[BEGIN Data to process]

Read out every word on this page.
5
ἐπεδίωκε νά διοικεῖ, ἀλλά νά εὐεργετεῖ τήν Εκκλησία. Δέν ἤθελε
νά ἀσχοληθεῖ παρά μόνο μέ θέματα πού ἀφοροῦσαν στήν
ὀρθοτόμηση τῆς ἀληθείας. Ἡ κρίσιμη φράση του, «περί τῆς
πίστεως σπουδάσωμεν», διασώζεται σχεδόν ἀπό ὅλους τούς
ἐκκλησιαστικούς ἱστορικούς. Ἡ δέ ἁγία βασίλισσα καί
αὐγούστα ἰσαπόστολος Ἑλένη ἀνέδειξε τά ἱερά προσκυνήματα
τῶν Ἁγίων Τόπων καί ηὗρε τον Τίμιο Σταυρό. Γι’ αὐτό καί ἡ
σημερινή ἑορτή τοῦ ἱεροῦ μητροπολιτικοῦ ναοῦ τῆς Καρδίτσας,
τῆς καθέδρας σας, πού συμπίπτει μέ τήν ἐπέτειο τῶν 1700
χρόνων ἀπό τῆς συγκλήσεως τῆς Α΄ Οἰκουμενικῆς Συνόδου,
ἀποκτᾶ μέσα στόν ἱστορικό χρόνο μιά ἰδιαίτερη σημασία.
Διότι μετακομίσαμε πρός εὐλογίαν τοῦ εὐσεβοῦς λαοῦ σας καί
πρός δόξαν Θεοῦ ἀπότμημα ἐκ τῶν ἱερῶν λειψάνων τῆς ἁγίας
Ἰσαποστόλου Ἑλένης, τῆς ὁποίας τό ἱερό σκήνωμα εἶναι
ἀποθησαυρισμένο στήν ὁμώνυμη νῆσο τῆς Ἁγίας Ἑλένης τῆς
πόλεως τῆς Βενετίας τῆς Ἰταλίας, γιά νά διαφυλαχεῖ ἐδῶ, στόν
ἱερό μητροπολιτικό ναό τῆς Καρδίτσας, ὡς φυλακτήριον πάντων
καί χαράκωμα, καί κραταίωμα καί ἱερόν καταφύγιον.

[END Data to process]
[BEGIN Data to process]

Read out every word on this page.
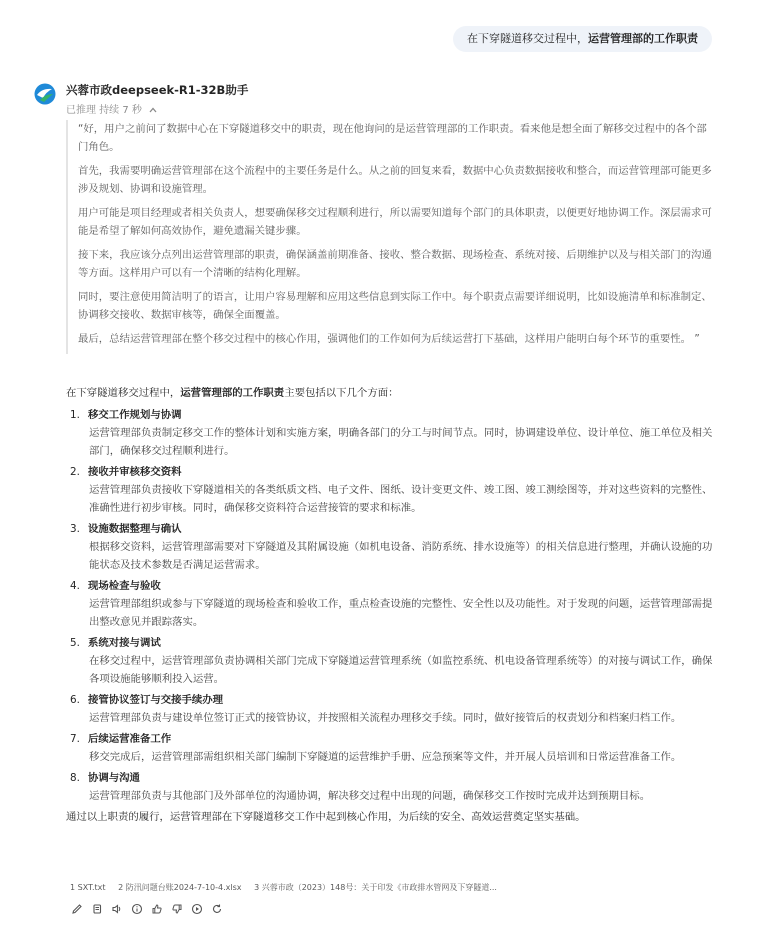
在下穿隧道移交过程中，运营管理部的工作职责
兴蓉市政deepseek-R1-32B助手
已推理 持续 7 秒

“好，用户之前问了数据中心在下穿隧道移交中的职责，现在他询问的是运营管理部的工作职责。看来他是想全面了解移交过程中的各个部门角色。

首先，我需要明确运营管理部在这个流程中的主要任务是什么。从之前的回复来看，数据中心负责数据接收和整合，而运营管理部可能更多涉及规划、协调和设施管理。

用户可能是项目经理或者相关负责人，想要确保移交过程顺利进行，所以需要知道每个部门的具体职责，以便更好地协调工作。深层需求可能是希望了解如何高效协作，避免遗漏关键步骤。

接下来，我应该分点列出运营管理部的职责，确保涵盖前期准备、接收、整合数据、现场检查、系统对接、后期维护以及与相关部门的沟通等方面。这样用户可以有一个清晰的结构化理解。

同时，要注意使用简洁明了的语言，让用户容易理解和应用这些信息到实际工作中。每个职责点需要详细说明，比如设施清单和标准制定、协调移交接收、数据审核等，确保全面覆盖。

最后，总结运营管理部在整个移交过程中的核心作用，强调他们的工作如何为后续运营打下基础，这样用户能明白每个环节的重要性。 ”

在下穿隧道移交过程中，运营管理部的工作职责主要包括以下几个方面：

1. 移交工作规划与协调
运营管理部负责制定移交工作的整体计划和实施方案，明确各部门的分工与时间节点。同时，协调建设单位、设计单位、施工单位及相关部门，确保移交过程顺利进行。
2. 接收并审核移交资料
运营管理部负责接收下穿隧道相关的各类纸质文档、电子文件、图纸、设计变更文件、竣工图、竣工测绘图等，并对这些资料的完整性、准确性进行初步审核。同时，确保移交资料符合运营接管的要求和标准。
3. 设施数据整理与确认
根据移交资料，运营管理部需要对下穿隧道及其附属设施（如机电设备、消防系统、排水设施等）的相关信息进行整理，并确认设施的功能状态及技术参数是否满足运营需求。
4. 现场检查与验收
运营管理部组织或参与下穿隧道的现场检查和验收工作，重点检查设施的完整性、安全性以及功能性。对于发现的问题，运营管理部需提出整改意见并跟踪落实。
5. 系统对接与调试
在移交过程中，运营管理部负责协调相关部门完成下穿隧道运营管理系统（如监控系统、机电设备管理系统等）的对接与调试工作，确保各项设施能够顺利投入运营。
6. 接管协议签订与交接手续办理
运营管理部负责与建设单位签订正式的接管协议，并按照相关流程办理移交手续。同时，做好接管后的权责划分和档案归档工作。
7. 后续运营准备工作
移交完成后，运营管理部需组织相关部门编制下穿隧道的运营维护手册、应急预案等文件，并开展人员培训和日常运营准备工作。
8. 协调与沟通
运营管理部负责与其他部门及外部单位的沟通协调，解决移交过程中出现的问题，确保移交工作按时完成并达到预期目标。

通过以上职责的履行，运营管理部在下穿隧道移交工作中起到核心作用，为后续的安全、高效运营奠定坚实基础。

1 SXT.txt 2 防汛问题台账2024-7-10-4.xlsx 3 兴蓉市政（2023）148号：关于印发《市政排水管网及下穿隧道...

[END Data to process]
[BEGIN Data to process]

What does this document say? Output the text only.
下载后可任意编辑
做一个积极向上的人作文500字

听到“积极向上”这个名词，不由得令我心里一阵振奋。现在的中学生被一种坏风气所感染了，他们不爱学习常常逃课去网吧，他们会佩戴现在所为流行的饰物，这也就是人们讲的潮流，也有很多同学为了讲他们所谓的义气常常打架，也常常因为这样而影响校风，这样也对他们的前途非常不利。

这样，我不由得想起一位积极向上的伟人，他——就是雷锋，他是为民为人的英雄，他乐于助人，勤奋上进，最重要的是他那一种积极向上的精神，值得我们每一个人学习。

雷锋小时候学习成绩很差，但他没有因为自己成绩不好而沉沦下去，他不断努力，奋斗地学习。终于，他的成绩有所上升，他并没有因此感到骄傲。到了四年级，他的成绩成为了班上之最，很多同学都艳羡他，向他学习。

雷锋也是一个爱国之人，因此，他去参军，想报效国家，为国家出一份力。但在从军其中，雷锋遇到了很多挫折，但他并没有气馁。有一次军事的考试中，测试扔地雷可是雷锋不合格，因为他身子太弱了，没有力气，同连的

[END Data to process]

§ Request
Using the data above, copy each line that contains "πρός".

§ Response below
Διότι μετακομίσαμε πρός εὐλογίαν τοῦ εὐσεβοῦς λαοῦ σας καί
πρός δόξαν Θεοῦ ἀπότμημα ἐκ τῶν ἱερῶν λειψάνων τῆς ἁγίας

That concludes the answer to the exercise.